■ Input for this task:
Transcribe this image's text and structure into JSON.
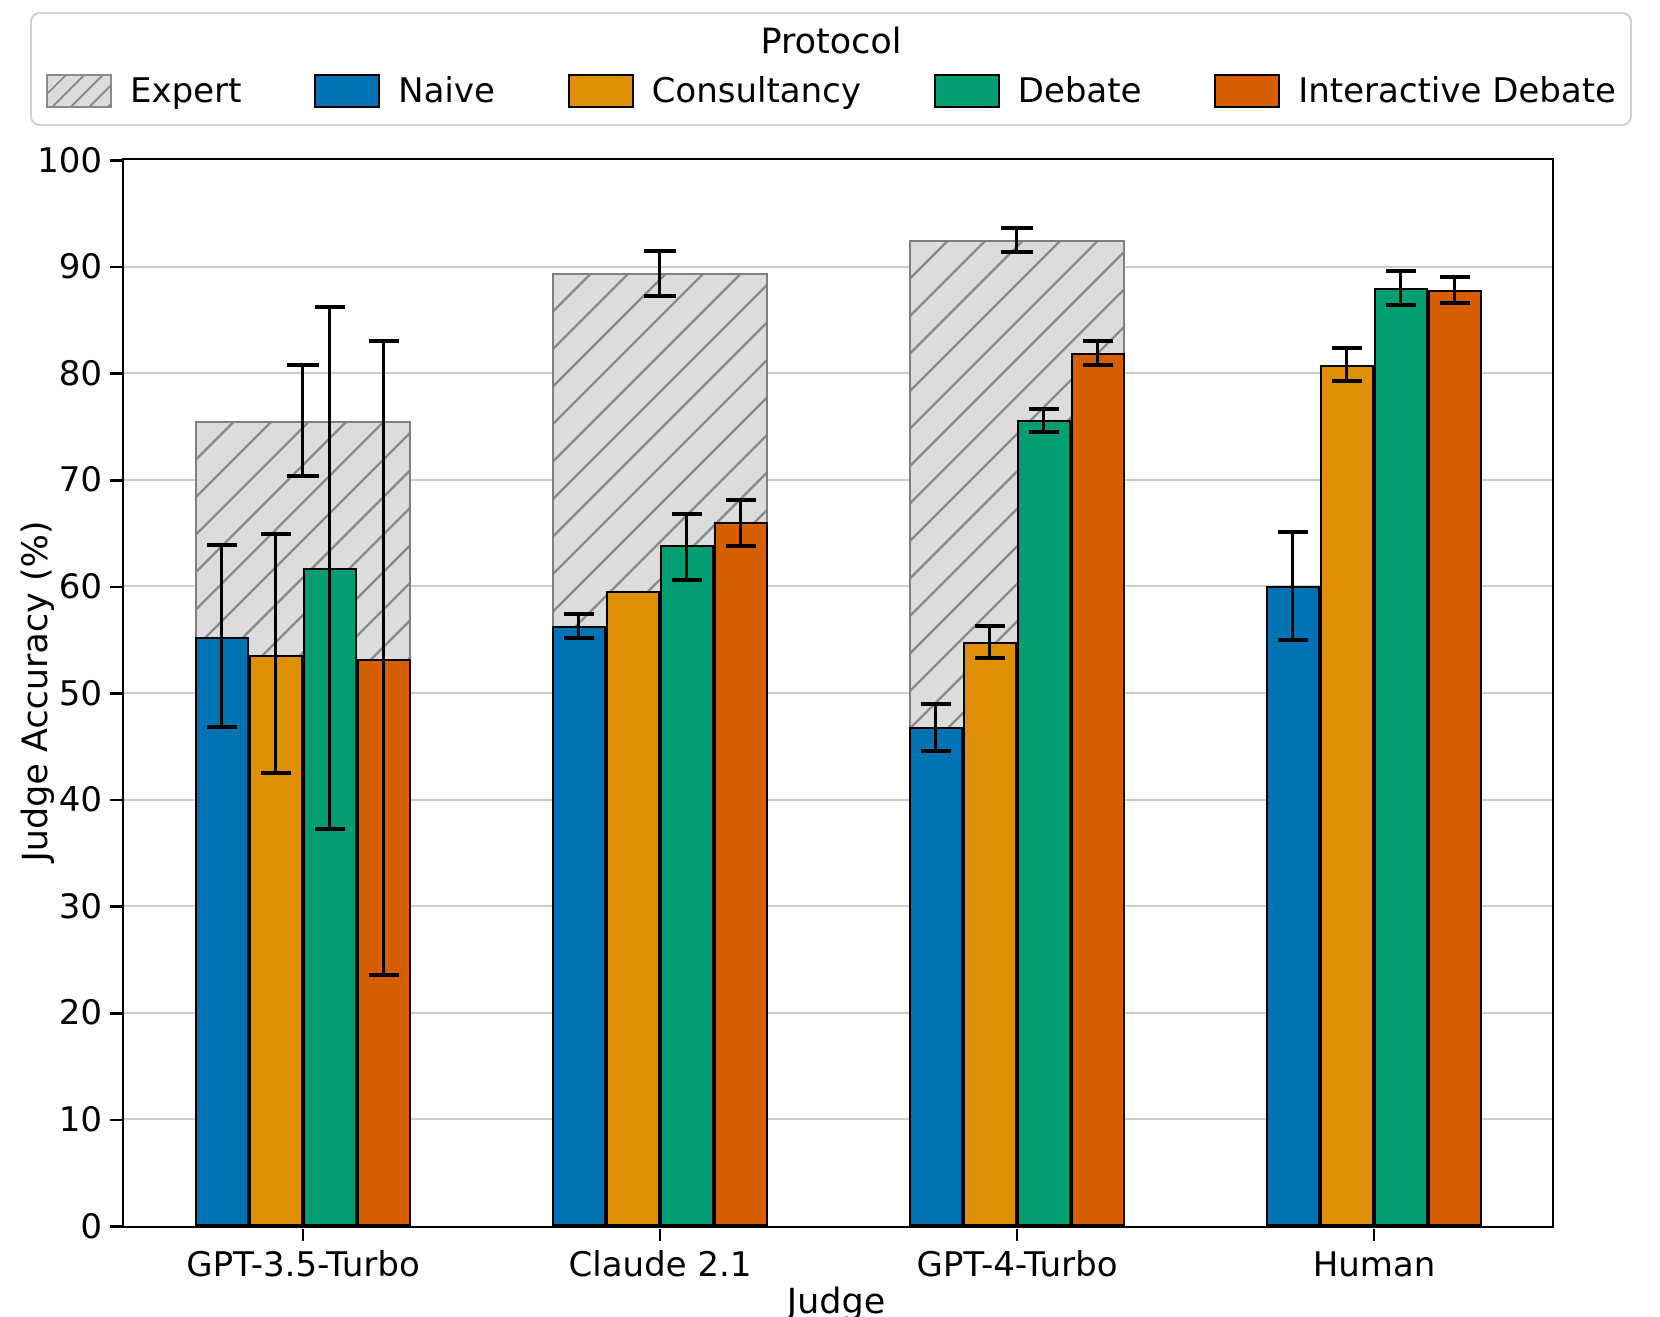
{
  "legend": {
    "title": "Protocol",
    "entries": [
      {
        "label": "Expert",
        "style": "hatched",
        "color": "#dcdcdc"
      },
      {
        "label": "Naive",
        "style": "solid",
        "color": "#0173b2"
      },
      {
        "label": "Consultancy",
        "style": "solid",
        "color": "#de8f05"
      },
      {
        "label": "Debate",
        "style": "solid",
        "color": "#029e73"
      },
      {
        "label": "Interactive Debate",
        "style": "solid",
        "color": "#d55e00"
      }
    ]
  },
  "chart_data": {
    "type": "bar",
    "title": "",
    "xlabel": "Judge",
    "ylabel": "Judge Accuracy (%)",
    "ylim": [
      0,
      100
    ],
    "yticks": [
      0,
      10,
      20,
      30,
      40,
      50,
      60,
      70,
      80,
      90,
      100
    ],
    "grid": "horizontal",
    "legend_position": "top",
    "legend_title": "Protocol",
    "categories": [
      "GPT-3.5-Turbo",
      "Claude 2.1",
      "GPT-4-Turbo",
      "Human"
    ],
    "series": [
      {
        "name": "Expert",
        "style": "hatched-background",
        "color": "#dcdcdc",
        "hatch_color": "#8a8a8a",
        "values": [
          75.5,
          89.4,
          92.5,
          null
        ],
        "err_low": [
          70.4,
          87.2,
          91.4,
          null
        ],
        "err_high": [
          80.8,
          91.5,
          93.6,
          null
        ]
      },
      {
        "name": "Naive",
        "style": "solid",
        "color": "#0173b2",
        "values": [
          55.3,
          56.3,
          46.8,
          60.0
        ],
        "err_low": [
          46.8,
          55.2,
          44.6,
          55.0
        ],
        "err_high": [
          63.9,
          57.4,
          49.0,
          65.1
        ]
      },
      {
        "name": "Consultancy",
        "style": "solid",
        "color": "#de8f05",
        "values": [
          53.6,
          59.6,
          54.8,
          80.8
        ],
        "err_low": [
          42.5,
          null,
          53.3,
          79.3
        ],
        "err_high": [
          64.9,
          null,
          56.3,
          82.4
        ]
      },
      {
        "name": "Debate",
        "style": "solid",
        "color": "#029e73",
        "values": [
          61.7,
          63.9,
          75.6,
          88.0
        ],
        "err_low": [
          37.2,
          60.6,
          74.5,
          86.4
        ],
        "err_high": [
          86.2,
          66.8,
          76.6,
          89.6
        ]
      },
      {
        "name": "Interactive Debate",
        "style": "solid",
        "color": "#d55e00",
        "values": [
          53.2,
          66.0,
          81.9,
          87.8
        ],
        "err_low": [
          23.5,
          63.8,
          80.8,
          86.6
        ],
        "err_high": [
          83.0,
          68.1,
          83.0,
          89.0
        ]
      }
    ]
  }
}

■ Aim of the exercise: Look through the material above and pick out each line holding the word "Interactive".

■ Completed exercise:
        "label": "Interactive Debate",
        "name": "Interactive Debate",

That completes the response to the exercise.